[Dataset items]

══════════════════════════════

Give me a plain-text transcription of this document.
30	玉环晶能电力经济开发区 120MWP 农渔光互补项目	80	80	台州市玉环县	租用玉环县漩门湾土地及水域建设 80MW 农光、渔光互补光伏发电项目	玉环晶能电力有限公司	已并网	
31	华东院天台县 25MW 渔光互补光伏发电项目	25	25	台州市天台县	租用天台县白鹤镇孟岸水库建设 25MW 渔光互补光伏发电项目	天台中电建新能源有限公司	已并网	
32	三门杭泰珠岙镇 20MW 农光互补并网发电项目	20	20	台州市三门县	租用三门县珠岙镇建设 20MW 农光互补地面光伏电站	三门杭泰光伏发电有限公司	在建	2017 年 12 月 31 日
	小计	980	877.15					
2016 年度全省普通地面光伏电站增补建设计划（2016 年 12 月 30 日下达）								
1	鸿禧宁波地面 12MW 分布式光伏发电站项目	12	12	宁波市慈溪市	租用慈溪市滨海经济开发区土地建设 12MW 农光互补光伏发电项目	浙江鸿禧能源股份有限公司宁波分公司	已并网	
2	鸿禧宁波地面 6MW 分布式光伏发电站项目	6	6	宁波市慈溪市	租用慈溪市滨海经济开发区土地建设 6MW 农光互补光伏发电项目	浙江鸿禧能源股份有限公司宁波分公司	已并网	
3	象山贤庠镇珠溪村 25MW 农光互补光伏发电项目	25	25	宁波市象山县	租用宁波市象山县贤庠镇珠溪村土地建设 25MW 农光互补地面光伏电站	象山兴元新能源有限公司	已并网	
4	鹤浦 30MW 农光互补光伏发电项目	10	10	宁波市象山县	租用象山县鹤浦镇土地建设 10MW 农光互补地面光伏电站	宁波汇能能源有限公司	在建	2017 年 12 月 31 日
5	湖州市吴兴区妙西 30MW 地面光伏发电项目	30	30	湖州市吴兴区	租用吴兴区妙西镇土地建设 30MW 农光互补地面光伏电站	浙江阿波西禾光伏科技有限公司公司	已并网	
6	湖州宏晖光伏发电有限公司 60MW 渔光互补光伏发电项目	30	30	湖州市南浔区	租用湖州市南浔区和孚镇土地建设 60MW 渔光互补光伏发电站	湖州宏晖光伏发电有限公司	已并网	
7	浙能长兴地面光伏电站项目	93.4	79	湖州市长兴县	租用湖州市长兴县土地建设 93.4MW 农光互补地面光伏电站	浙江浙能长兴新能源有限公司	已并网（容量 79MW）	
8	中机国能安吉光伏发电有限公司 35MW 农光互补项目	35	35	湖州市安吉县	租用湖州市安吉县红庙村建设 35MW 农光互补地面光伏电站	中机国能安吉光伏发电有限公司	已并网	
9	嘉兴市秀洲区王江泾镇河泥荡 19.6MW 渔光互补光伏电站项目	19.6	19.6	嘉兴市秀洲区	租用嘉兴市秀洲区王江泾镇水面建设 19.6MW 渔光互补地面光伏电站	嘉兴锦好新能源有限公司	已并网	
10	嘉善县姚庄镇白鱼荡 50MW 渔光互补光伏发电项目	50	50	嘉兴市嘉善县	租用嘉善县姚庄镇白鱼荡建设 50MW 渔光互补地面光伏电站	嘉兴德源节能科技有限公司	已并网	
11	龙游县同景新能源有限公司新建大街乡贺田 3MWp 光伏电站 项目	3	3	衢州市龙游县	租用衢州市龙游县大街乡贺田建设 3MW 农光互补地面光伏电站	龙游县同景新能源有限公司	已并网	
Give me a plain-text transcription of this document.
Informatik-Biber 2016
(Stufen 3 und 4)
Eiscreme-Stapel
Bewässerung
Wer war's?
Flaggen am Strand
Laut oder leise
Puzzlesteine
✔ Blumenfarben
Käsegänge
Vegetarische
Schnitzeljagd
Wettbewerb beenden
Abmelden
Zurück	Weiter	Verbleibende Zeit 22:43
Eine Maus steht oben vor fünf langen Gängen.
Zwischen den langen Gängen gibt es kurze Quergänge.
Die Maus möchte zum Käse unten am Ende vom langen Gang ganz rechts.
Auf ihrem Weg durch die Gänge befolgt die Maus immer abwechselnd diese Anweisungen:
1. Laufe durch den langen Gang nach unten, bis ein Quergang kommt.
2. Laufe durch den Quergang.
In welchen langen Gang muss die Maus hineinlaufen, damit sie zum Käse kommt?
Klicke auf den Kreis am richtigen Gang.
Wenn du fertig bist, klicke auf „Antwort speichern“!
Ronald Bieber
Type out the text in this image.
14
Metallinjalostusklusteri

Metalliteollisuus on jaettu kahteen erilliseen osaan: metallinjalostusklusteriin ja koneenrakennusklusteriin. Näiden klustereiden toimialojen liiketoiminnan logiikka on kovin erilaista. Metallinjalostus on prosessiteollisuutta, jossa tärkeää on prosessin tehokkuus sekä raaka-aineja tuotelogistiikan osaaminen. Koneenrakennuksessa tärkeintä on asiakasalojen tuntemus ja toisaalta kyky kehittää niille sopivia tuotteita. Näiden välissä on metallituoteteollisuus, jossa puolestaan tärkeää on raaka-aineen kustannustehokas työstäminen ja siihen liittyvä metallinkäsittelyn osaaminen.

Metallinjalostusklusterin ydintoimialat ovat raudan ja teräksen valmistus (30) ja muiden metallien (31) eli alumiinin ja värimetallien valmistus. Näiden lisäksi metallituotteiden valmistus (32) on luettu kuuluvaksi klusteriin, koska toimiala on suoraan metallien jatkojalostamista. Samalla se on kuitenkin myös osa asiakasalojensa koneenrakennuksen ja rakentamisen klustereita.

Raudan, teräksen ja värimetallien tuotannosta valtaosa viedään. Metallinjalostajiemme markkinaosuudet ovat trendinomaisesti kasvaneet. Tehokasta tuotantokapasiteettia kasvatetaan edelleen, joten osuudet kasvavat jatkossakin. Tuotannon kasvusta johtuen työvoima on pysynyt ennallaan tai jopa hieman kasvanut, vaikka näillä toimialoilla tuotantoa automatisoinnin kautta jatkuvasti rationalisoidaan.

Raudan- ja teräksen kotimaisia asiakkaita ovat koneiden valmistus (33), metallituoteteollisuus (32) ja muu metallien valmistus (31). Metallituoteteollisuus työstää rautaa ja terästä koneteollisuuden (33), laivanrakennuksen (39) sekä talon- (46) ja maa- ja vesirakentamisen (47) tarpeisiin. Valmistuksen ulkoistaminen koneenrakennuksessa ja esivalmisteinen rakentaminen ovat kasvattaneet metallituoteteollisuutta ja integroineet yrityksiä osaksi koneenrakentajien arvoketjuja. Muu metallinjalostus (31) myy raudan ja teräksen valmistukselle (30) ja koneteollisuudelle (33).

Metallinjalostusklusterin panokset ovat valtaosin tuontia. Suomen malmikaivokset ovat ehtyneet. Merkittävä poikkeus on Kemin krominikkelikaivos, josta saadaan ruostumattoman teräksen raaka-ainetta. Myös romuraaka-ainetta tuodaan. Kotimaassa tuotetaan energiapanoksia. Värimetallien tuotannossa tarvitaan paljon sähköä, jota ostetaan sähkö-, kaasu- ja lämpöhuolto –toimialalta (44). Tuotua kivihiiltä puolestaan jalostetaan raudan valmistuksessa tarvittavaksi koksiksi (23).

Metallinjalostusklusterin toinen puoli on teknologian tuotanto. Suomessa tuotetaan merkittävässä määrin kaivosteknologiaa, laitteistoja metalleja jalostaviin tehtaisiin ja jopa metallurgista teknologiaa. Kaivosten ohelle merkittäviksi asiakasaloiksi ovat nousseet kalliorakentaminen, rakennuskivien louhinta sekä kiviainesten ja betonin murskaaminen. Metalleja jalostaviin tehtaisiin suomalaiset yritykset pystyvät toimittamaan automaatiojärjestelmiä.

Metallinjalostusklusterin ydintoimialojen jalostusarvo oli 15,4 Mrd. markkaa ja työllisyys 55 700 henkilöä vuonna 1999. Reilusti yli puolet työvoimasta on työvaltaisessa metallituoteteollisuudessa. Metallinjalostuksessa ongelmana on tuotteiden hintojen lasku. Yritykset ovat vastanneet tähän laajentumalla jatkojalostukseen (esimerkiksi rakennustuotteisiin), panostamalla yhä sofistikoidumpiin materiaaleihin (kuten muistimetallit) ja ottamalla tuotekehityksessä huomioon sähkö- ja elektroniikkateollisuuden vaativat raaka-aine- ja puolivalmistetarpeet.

══════════════════════════════

[Problem to solve] Collect every line above that contains the word "渔光互补地面光伏电站".

[Task answer]
9	嘉兴市秀洲区王江泾镇河泥荡 19.6MW 渔光互补光伏电站项目	19.6	19.6	嘉兴市秀洲区	租用嘉兴市秀洲区王江泾镇水面建设 19.6MW 渔光互补地面光伏电站	嘉兴锦好新能源有限公司	已并网	
10	嘉善县姚庄镇白鱼荡 50MW 渔光互补光伏发电项目	50	50	嘉兴市嘉善县	租用嘉善县姚庄镇白鱼荡建设 50MW 渔光互补地面光伏电站	嘉兴德源节能科技有限公司	已并网	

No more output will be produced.